» **WORK TO DO**
Return all lines in the material below that contain "plateau".

[Figure content listings]
►

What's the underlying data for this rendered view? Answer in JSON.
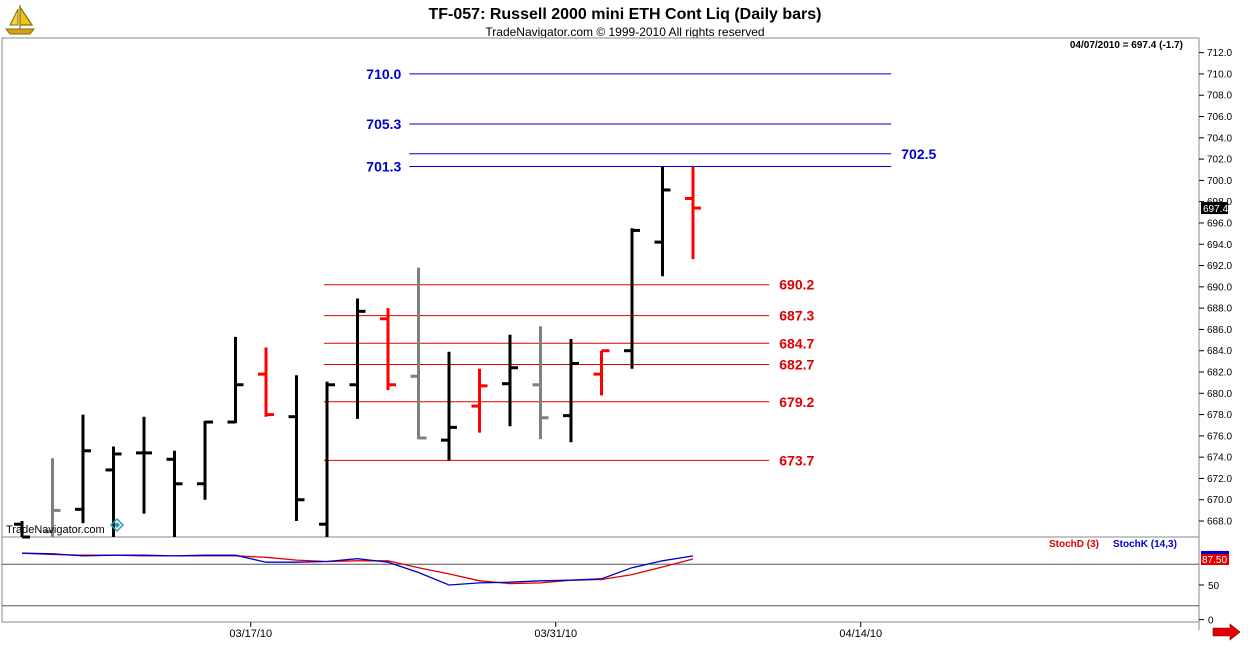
{
  "header": {
    "title": "TF-057:  Russell 2000 mini ETH Cont Liq  (Daily bars)",
    "subtitle": "TradeNavigator.com © 1999-2010 All rights reserved",
    "last_quote": "04/07/2010 = 697.4 (-1.7)",
    "watermark": "TradeNavigator.com",
    "logo": "sailboat-logo-icon"
  },
  "colors": {
    "up_bar": "#000000",
    "down_bar": "#ff0000",
    "doji_bar": "#808080",
    "resistance_line": "#0000cc",
    "support_line": "#e00000",
    "stoch_d": "#e00000",
    "stoch_k": "#0000cc",
    "price_tag_bg": "#000000",
    "nav_arrow": "#e00000"
  },
  "chart_data": [
    {
      "type": "ohlc",
      "name": "price",
      "ylim": [
        666.5,
        713
      ],
      "y_ticks": [
        668,
        670,
        672,
        674,
        676,
        678,
        680,
        682,
        684,
        686,
        688,
        690,
        692,
        694,
        696,
        698,
        700,
        702,
        704,
        706,
        708,
        710,
        712
      ],
      "y_tick_labels": [
        "668.0",
        "670.0",
        "672.0",
        "674.0",
        "676.0",
        "678.0",
        "680.0",
        "682.0",
        "684.0",
        "686.0",
        "688.0",
        "690.0",
        "692.0",
        "694.0",
        "696.0",
        "698.0",
        "700.0",
        "702.0",
        "704.0",
        "706.0",
        "708.0",
        "710.0",
        "712.0"
      ],
      "x_labels": [
        {
          "index": 7.5,
          "label": "03/17/10"
        },
        {
          "index": 17.5,
          "label": "03/31/10"
        },
        {
          "index": 27.5,
          "label": "04/14/10"
        }
      ],
      "bars": [
        {
          "o": 667.7,
          "h": 668.0,
          "l": 666.5,
          "c": 666.5,
          "color": "up"
        },
        {
          "o": 667.0,
          "h": 673.9,
          "l": 666.5,
          "c": 669.0,
          "color": "doji"
        },
        {
          "o": 669.1,
          "h": 678.0,
          "l": 667.8,
          "c": 674.6,
          "color": "up"
        },
        {
          "o": 672.8,
          "h": 675.0,
          "l": 666.5,
          "c": 674.3,
          "color": "up"
        },
        {
          "o": 674.4,
          "h": 677.8,
          "l": 668.7,
          "c": 674.4,
          "color": "up"
        },
        {
          "o": 673.8,
          "h": 674.6,
          "l": 666.5,
          "c": 671.5,
          "color": "up"
        },
        {
          "o": 671.5,
          "h": 677.4,
          "l": 670.0,
          "c": 677.3,
          "color": "up"
        },
        {
          "o": 677.3,
          "h": 685.3,
          "l": 677.2,
          "c": 680.8,
          "color": "up"
        },
        {
          "o": 681.8,
          "h": 684.3,
          "l": 677.8,
          "c": 678.0,
          "color": "down"
        },
        {
          "o": 677.8,
          "h": 681.7,
          "l": 668.0,
          "c": 670.0,
          "color": "up"
        },
        {
          "o": 667.7,
          "h": 681.1,
          "l": 666.5,
          "c": 680.8,
          "color": "up"
        },
        {
          "o": 680.8,
          "h": 688.9,
          "l": 677.6,
          "c": 687.7,
          "color": "up"
        },
        {
          "o": 687.0,
          "h": 688.0,
          "l": 680.3,
          "c": 680.8,
          "color": "down"
        },
        {
          "o": 681.6,
          "h": 691.8,
          "l": 675.7,
          "c": 675.8,
          "color": "doji"
        },
        {
          "o": 675.6,
          "h": 683.9,
          "l": 673.7,
          "c": 676.8,
          "color": "up"
        },
        {
          "o": 678.8,
          "h": 682.3,
          "l": 676.3,
          "c": 680.7,
          "color": "down"
        },
        {
          "o": 680.9,
          "h": 685.5,
          "l": 676.9,
          "c": 682.4,
          "color": "up"
        },
        {
          "o": 680.8,
          "h": 686.3,
          "l": 675.7,
          "c": 677.7,
          "color": "doji"
        },
        {
          "o": 677.9,
          "h": 685.1,
          "l": 675.4,
          "c": 682.8,
          "color": "up"
        },
        {
          "o": 681.8,
          "h": 684.0,
          "l": 679.8,
          "c": 684.0,
          "color": "down"
        },
        {
          "o": 684.0,
          "h": 695.5,
          "l": 682.3,
          "c": 695.3,
          "color": "up"
        },
        {
          "o": 694.2,
          "h": 701.3,
          "l": 691.0,
          "c": 699.1,
          "color": "up"
        },
        {
          "o": 698.3,
          "h": 701.3,
          "l": 692.6,
          "c": 697.4,
          "color": "down"
        }
      ],
      "current_price_label": "697.4",
      "levels": [
        {
          "value": 710.0,
          "label": "710.0",
          "kind": "resistance",
          "from": 12.7,
          "to": 28.5,
          "label_side": "left"
        },
        {
          "value": 705.3,
          "label": "705.3",
          "kind": "resistance",
          "from": 12.7,
          "to": 28.5,
          "label_side": "left"
        },
        {
          "value": 702.5,
          "label": "702.5",
          "kind": "resistance",
          "from": 12.7,
          "to": 28.5,
          "label_side": "right"
        },
        {
          "value": 701.3,
          "label": "701.3",
          "kind": "resistance",
          "from": 12.7,
          "to": 28.5,
          "label_side": "left"
        },
        {
          "value": 690.2,
          "label": "690.2",
          "kind": "support",
          "from": 9.9,
          "to": 24.5,
          "label_side": "right"
        },
        {
          "value": 687.3,
          "label": "687.3",
          "kind": "support",
          "from": 9.9,
          "to": 24.5,
          "label_side": "right"
        },
        {
          "value": 684.7,
          "label": "684.7",
          "kind": "support",
          "from": 9.9,
          "to": 24.5,
          "label_side": "right"
        },
        {
          "value": 682.7,
          "label": "682.7",
          "kind": "support",
          "from": 9.9,
          "to": 24.5,
          "label_side": "right"
        },
        {
          "value": 679.2,
          "label": "679.2",
          "kind": "support",
          "from": 9.9,
          "to": 24.5,
          "label_side": "right"
        },
        {
          "value": 673.7,
          "label": "673.7",
          "kind": "support",
          "from": 9.9,
          "to": 24.5,
          "label_side": "right"
        }
      ]
    },
    {
      "type": "line",
      "name": "stochastic",
      "ylim": [
        -15,
        115
      ],
      "y_ticks": [
        0,
        50
      ],
      "y_tick_labels": [
        "0",
        "50"
      ],
      "reference_lines": [
        20,
        80
      ],
      "current_value_label": "87.50",
      "legend": [
        "StochD (3)",
        "StochK (14,3)"
      ],
      "series": [
        {
          "name": "StochD (3)",
          "color_key": "stoch_d",
          "values": [
            96,
            94,
            93,
            93,
            92,
            92,
            92,
            92,
            90,
            86,
            84,
            85,
            85,
            75,
            66,
            56,
            52,
            53,
            57,
            58,
            65,
            76,
            87.5
          ]
        },
        {
          "name": "StochK (14,3)",
          "color_key": "stoch_k",
          "values": [
            96,
            95,
            92,
            93,
            93,
            92,
            93,
            93,
            83,
            83,
            84,
            88,
            83,
            68,
            50,
            53,
            54,
            56,
            57,
            59,
            75,
            85,
            92
          ]
        }
      ]
    }
  ]
}
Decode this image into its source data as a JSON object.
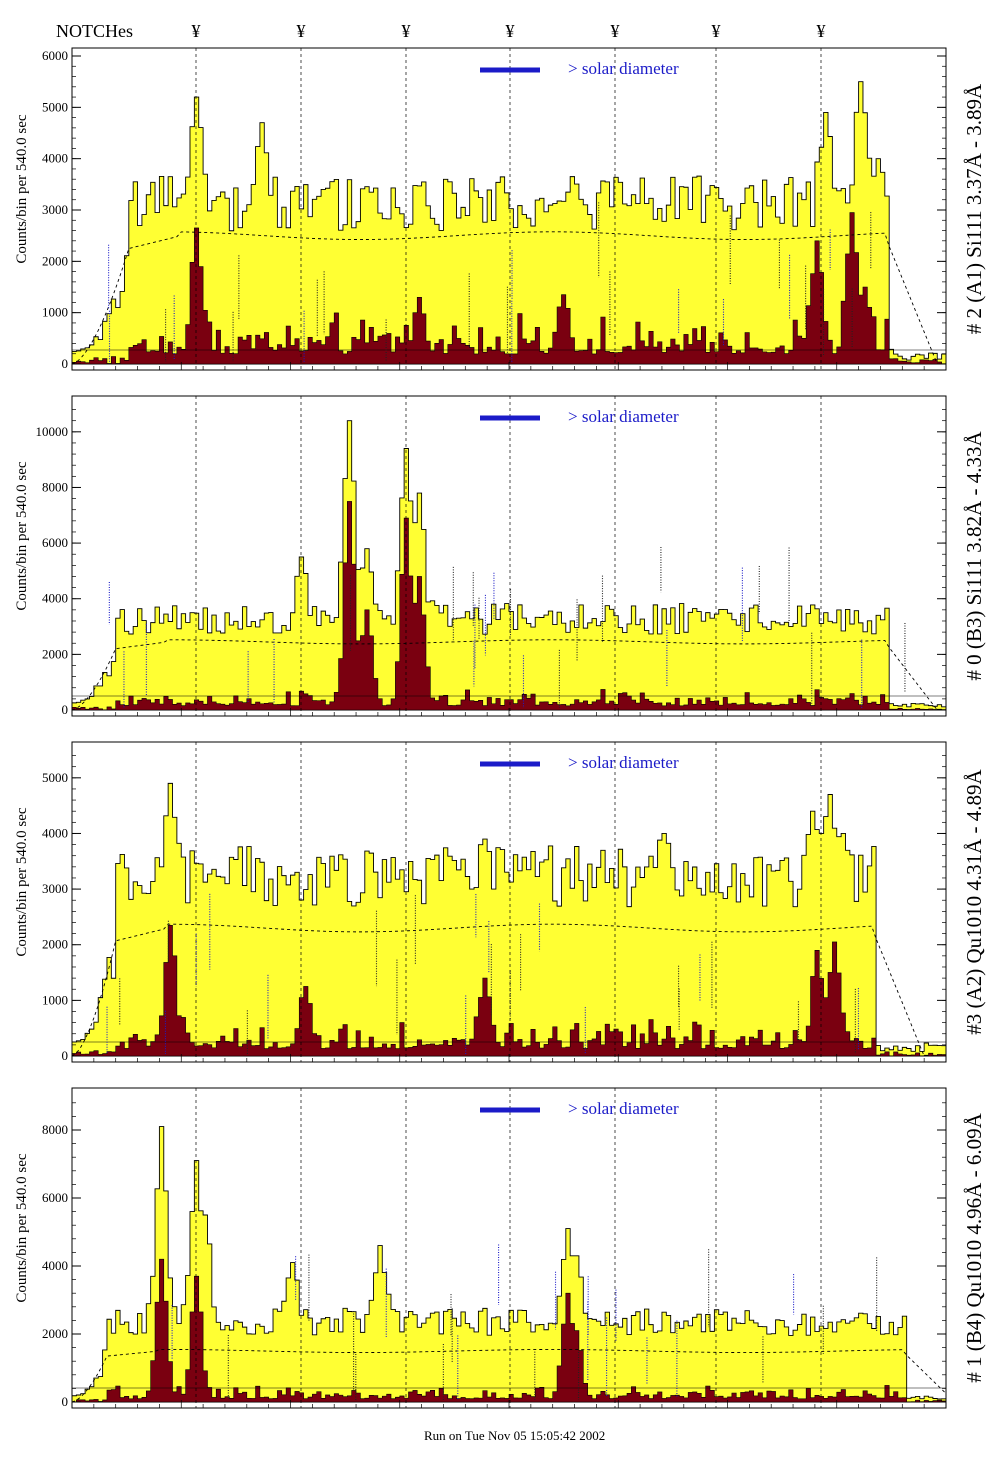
{
  "header": {
    "notches_label": "NOTCHes",
    "notch_symbol": "¥",
    "notch_count": 7
  },
  "footer": {
    "run_text": "Run on Tue Nov 05 15:05:42 2002"
  },
  "colors": {
    "total": "#ffff33",
    "sub": "#7a0010",
    "legend_line": "#1b1bc8",
    "legend_text": "#1b1bc8",
    "fit": "#000000"
  },
  "chart_data": [
    {
      "type": "histogram",
      "ylabel": "Counts/bin per   540.0 sec",
      "right_label": "# 2 (A1) Si111  3.37Å - 3.89Å",
      "legend": "> solar diameter",
      "ylim": [
        0,
        6000
      ],
      "yticks": [
        0,
        1000,
        2000,
        3000,
        4000,
        5000,
        6000
      ],
      "bins": 200,
      "plateau": 2500,
      "total_level": 3050,
      "sub_level": 780,
      "start_bin": 13,
      "end_bin": 186,
      "total_peaks": [
        [
          28,
          5200
        ],
        [
          43,
          4700
        ],
        [
          114,
          3650
        ],
        [
          172,
          4900
        ],
        [
          180,
          5500
        ],
        [
          184,
          4000
        ]
      ],
      "sub_peaks": [
        [
          28,
          2650
        ],
        [
          79,
          1300
        ],
        [
          112,
          1350
        ],
        [
          170,
          2400
        ],
        [
          178,
          2950
        ],
        [
          181,
          1500
        ]
      ]
    },
    {
      "type": "histogram",
      "ylabel": "Counts/bin per   540.0 sec",
      "right_label": "# 0 (B3) Si111  3.82Å - 4.33Å",
      "legend": "> solar diameter",
      "ylim": [
        0,
        11000
      ],
      "yticks": [
        0,
        2000,
        4000,
        6000,
        8000,
        10000
      ],
      "bins": 200,
      "plateau": 2450,
      "total_level": 3200,
      "sub_level": 600,
      "start_bin": 10,
      "end_bin": 186,
      "total_peaks": [
        [
          52,
          5500
        ],
        [
          63,
          10400
        ],
        [
          67,
          5800
        ],
        [
          76,
          9400
        ],
        [
          79,
          7800
        ]
      ],
      "sub_peaks": [
        [
          63,
          7500
        ],
        [
          67,
          3600
        ],
        [
          76,
          6900
        ],
        [
          79,
          4800
        ]
      ]
    },
    {
      "type": "histogram",
      "ylabel": "Counts/bin per   540.0 sec",
      "right_label": "#3 (A2) Qu1010  4.31Å - 4.89Å",
      "legend": "> solar diameter",
      "ylim": [
        0,
        5500
      ],
      "yticks": [
        0,
        1000,
        2000,
        3000,
        4000,
        5000
      ],
      "bins": 200,
      "plateau": 2300,
      "total_level": 3150,
      "sub_level": 520,
      "start_bin": 10,
      "end_bin": 183,
      "total_peaks": [
        [
          22,
          4900
        ],
        [
          94,
          3900
        ],
        [
          135,
          4000
        ],
        [
          169,
          4400
        ],
        [
          173,
          4700
        ],
        [
          176,
          4000
        ]
      ],
      "sub_peaks": [
        [
          22,
          2350
        ],
        [
          53,
          1250
        ],
        [
          94,
          1400
        ],
        [
          170,
          1900
        ],
        [
          174,
          2050
        ]
      ]
    },
    {
      "type": "histogram",
      "ylabel": "Counts/bin per   540.0 sec",
      "right_label": "# 1 (B4) Qu1010 4.96Å - 6.09Å",
      "legend": "> solar diameter",
      "ylim": [
        0,
        9000
      ],
      "yticks": [
        0,
        2000,
        4000,
        6000,
        8000
      ],
      "bins": 200,
      "plateau": 1500,
      "total_level": 2300,
      "sub_level": 380,
      "start_bin": 8,
      "end_bin": 190,
      "total_peaks": [
        [
          20,
          8100
        ],
        [
          28,
          7100
        ],
        [
          30,
          5500
        ],
        [
          50,
          4100
        ],
        [
          70,
          4600
        ],
        [
          113,
          5100
        ],
        [
          115,
          4300
        ]
      ],
      "sub_peaks": [
        [
          20,
          4200
        ],
        [
          28,
          3700
        ],
        [
          113,
          3200
        ],
        [
          115,
          2100
        ]
      ]
    }
  ]
}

◄

» **REPLY TO THE EXERCISE**
      "plateau": 2500,
      "plateau": 2450,
      "plateau": 2300,
      "plateau": 1500,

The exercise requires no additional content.